MATERIAL SHOWN ▸
BEGIN

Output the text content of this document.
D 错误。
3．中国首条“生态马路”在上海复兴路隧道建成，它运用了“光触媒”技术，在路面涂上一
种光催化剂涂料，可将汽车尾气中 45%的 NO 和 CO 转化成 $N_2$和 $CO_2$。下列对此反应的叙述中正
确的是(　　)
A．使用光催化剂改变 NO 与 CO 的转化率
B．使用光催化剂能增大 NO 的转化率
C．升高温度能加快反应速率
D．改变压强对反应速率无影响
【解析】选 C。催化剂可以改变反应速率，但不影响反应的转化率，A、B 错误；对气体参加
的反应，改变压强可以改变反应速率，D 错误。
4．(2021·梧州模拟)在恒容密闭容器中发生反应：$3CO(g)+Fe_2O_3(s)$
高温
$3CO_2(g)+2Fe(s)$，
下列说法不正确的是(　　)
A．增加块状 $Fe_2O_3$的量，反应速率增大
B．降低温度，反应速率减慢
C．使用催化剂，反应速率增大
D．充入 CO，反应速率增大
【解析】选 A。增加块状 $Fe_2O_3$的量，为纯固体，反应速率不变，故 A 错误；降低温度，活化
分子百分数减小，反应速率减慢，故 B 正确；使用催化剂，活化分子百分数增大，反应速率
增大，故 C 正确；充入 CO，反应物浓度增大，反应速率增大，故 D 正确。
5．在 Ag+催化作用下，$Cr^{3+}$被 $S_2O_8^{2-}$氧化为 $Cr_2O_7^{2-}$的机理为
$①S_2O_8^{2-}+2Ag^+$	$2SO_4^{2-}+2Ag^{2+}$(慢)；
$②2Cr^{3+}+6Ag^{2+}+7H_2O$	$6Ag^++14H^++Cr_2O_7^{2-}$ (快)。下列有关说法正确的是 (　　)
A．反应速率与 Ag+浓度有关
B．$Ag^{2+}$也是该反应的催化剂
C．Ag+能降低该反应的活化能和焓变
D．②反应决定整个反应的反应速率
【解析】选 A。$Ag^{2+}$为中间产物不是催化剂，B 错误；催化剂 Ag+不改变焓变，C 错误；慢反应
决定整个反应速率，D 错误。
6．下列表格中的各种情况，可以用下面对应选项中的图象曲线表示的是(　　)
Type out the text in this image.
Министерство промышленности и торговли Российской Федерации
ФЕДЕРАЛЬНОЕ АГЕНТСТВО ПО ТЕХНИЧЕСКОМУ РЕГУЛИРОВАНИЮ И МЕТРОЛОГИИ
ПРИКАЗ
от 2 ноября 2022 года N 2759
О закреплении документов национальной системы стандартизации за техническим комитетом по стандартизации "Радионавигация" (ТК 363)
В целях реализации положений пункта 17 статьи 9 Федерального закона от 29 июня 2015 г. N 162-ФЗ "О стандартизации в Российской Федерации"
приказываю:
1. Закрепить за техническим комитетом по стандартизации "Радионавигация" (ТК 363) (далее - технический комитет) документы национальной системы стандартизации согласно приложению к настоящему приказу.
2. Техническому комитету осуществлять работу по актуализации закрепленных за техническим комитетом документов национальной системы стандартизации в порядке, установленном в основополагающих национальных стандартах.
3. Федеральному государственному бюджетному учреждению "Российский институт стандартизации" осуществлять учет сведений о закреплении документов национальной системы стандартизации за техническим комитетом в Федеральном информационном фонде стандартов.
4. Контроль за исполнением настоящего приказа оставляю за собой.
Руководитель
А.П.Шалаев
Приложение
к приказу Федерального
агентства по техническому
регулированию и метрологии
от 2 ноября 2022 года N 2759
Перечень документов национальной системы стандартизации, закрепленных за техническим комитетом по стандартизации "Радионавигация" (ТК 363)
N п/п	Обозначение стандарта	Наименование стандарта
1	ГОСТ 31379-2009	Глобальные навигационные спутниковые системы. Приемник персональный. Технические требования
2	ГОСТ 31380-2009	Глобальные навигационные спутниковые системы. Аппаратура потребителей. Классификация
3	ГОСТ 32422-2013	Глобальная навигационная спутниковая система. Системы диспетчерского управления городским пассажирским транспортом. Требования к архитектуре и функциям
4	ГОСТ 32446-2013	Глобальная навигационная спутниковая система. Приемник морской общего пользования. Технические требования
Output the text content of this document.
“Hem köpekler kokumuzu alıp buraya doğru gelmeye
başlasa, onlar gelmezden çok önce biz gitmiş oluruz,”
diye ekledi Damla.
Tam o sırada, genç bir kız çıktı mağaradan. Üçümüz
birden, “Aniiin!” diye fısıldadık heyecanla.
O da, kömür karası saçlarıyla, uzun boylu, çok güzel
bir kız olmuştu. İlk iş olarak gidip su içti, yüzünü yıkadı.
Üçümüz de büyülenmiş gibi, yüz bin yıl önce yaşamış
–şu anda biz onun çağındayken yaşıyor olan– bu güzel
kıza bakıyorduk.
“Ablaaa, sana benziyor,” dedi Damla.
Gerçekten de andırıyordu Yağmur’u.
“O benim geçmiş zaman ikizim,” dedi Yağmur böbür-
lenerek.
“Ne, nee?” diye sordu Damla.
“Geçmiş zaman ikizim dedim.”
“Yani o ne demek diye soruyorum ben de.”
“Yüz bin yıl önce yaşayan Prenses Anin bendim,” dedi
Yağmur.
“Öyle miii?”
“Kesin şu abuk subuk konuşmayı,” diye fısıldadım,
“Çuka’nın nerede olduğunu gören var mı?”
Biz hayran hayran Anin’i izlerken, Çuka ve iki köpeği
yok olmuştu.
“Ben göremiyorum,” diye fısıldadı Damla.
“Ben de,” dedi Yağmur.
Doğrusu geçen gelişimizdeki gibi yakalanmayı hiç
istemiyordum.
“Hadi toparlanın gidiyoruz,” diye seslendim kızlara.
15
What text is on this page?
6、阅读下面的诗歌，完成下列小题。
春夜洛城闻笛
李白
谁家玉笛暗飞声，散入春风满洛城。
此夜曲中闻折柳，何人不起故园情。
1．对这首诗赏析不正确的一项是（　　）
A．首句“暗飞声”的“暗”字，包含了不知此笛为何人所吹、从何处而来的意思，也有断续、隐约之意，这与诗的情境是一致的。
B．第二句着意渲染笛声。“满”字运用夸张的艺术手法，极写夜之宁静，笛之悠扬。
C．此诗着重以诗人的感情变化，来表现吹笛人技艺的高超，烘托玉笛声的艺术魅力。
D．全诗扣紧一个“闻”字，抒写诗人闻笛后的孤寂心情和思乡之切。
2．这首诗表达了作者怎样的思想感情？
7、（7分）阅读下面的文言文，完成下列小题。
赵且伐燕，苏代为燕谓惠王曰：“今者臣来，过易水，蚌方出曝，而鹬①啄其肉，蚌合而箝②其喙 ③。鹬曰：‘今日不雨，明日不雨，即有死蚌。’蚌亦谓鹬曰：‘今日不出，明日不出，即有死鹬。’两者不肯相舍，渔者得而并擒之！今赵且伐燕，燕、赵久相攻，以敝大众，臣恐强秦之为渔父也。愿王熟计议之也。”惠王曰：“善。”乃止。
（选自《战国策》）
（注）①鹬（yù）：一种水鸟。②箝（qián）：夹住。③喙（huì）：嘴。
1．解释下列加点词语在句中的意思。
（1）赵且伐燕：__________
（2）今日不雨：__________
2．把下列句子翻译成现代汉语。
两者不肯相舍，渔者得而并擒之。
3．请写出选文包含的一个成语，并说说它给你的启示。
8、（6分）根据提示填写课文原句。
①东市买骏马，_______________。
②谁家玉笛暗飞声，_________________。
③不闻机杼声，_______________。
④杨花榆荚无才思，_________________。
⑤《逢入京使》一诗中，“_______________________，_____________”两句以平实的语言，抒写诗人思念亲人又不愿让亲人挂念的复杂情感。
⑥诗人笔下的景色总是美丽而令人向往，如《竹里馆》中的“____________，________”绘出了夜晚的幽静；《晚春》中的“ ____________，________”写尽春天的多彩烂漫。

END

Go through the entries and repeat each one exactly.

Output the text content of this document.
D 错误。
3．中国首条“生态马路”在上海复兴路隧道建成，它运用了“光触媒”技术，在路面涂上一
种光催化剂涂料，可将汽车尾气中 45%的 NO 和 CO 转化成 $N_2$和 $CO_2$。下列对此反应的叙述中正
确的是(　　)
A．使用光催化剂改变 NO 与 CO 的转化率
B．使用光催化剂能增大 NO 的转化率
C．升高温度能加快反应速率
D．改变压强对反应速率无影响
【解析】选 C。催化剂可以改变反应速率，但不影响反应的转化率，A、B 错误；对气体参加
的反应，改变压强可以改变反应速率，D 错误。
4．(2021·梧州模拟)在恒容密闭容器中发生反应：$3CO(g)+Fe_2O_3(s)$
高温
$3CO_2(g)+2Fe(s)$，
下列说法不正确的是(　　)
A．增加块状 $Fe_2O_3$的量，反应速率增大
B．降低温度，反应速率减慢
C．使用催化剂，反应速率增大
D．充入 CO，反应速率增大
【解析】选 A。增加块状 $Fe_2O_3$的量，为纯固体，反应速率不变，故 A 错误；降低温度，活化
分子百分数减小，反应速率减慢，故 B 正确；使用催化剂，活化分子百分数增大，反应速率
增大，故 C 正确；充入 CO，反应物浓度增大，反应速率增大，故 D 正确。
5．在 Ag+催化作用下，$Cr^{3+}$被 $S_2O_8^{2-}$氧化为 $Cr_2O_7^{2-}$的机理为
$①S_2O_8^{2-}+2Ag^+$	$2SO_4^{2-}+2Ag^{2+}$(慢)；
$②2Cr^{3+}+6Ag^{2+}+7H_2O$	$6Ag^++14H^++Cr_2O_7^{2-}$ (快)。下列有关说法正确的是 (　　)
A．反应速率与 Ag+浓度有关
B．$Ag^{2+}$也是该反应的催化剂
C．Ag+能降低该反应的活化能和焓变
D．②反应决定整个反应的反应速率
【解析】选 A。$Ag^{2+}$为中间产物不是催化剂，B 错误；催化剂 Ag+不改变焓变，C 错误；慢反应
决定整个反应速率，D 错误。
6．下列表格中的各种情况，可以用下面对应选项中的图象曲线表示的是(　　)
Type out the text in this image.
Министерство промышленности и торговли Российской Федерации
ФЕДЕРАЛЬНОЕ АГЕНТСТВО ПО ТЕХНИЧЕСКОМУ РЕГУЛИРОВАНИЮ И МЕТРОЛОГИИ
ПРИКАЗ
от 2 ноября 2022 года N 2759
О закреплении документов национальной системы стандартизации за техническим комитетом по стандартизации "Радионавигация" (ТК 363)
В целях реализации положений пункта 17 статьи 9 Федерального закона от 29 июня 2015 г. N 162-ФЗ "О стандартизации в Российской Федерации"
приказываю:
1. Закрепить за техническим комитетом по стандартизации "Радионавигация" (ТК 363) (далее - технический комитет) документы национальной системы стандартизации согласно приложению к настоящему приказу.
2. Техническому комитету осуществлять работу по актуализации закрепленных за техническим комитетом документов национальной системы стандартизации в порядке, установленном в основополагающих национальных стандартах.
3. Федеральному государственному бюджетному учреждению "Российский институт стандартизации" осуществлять учет сведений о закреплении документов национальной системы стандартизации за техническим комитетом в Федеральном информационном фонде стандартов.
4. Контроль за исполнением настоящего приказа оставляю за собой.
Руководитель
А.П.Шалаев
Приложение
к приказу Федерального
агентства по техническому
регулированию и метрологии
от 2 ноября 2022 года N 2759
Перечень документов национальной системы стандартизации, закрепленных за техническим комитетом по стандартизации "Радионавигация" (ТК 363)
N п/п	Обозначение стандарта	Наименование стандарта
1	ГОСТ 31379-2009	Глобальные навигационные спутниковые системы. Приемник персональный. Технические требования
2	ГОСТ 31380-2009	Глобальные навигационные спутниковые системы. Аппаратура потребителей. Классификация
3	ГОСТ 32422-2013	Глобальная навигационная спутниковая система. Системы диспетчерского управления городским пассажирским транспортом. Требования к архитектуре и функциям
4	ГОСТ 32446-2013	Глобальная навигационная спутниковая система. Приемник морской общего пользования. Технические требования
Output the text content of this document.
“Hem köpekler kokumuzu alıp buraya doğru gelmeye
başlasa, onlar gelmezden çok önce biz gitmiş oluruz,”
diye ekledi Damla.
Tam o sırada, genç bir kız çıktı mağaradan. Üçümüz
birden, “Aniiin!” diye fısıldadık heyecanla.
O da, kömür karası saçlarıyla, uzun boylu, çok güzel
bir kız olmuştu. İlk iş olarak gidip su içti, yüzünü yıkadı.
Üçümüz de büyülenmiş gibi, yüz bin yıl önce yaşamış
–şu anda biz onun çağındayken yaşıyor olan– bu güzel
kıza bakıyorduk.
“Ablaaa, sana benziyor,” dedi Damla.
Gerçekten de andırıyordu Yağmur’u.
“O benim geçmiş zaman ikizim,” dedi Yağmur böbür-
lenerek.
“Ne, nee?” diye sordu Damla.
“Geçmiş zaman ikizim dedim.”
“Yani o ne demek diye soruyorum ben de.”
“Yüz bin yıl önce yaşayan Prenses Anin bendim,” dedi
Yağmur.
“Öyle miii?”
“Kesin şu abuk subuk konuşmayı,” diye fısıldadım,
“Çuka’nın nerede olduğunu gören var mı?”
Biz hayran hayran Anin’i izlerken, Çuka ve iki köpeği
yok olmuştu.
“Ben göremiyorum,” diye fısıldadı Damla.
“Ben de,” dedi Yağmur.
Doğrusu geçen gelişimizdeki gibi yakalanmayı hiç
istemiyordum.
“Hadi toparlanın gidiyoruz,” diye seslendim kızlara.
15
What text is on this page?
6、阅读下面的诗歌，完成下列小题。
春夜洛城闻笛
李白
谁家玉笛暗飞声，散入春风满洛城。
此夜曲中闻折柳，何人不起故园情。
1．对这首诗赏析不正确的一项是（　　）
A．首句“暗飞声”的“暗”字，包含了不知此笛为何人所吹、从何处而来的意思，也有断续、隐约之意，这与诗的情境是一致的。
B．第二句着意渲染笛声。“满”字运用夸张的艺术手法，极写夜之宁静，笛之悠扬。
C．此诗着重以诗人的感情变化，来表现吹笛人技艺的高超，烘托玉笛声的艺术魅力。
D．全诗扣紧一个“闻”字，抒写诗人闻笛后的孤寂心情和思乡之切。
2．这首诗表达了作者怎样的思想感情？
7、（7分）阅读下面的文言文，完成下列小题。
赵且伐燕，苏代为燕谓惠王曰：“今者臣来，过易水，蚌方出曝，而鹬①啄其肉，蚌合而箝②其喙 ③。鹬曰：‘今日不雨，明日不雨，即有死蚌。’蚌亦谓鹬曰：‘今日不出，明日不出，即有死鹬。’两者不肯相舍，渔者得而并擒之！今赵且伐燕，燕、赵久相攻，以敝大众，臣恐强秦之为渔父也。愿王熟计议之也。”惠王曰：“善。”乃止。
（选自《战国策》）
（注）①鹬（yù）：一种水鸟。②箝（qián）：夹住。③喙（huì）：嘴。
1．解释下列加点词语在句中的意思。
（1）赵且伐燕：__________
（2）今日不雨：__________
2．把下列句子翻译成现代汉语。
两者不肯相舍，渔者得而并擒之。
3．请写出选文包含的一个成语，并说说它给你的启示。
8、（6分）根据提示填写课文原句。
①东市买骏马，_______________。
②谁家玉笛暗飞声，_________________。
③不闻机杼声，_______________。
④杨花榆荚无才思，_________________。
⑤《逢入京使》一诗中，“_______________________，_____________”两句以平实的语言，抒写诗人思念亲人又不愿让亲人挂念的复杂情感。
⑥诗人笔下的景色总是美丽而令人向往，如《竹里馆》中的“____________，________”绘出了夜晚的幽静；《晚春》中的“ ____________，________”写尽春天的多彩烂漫。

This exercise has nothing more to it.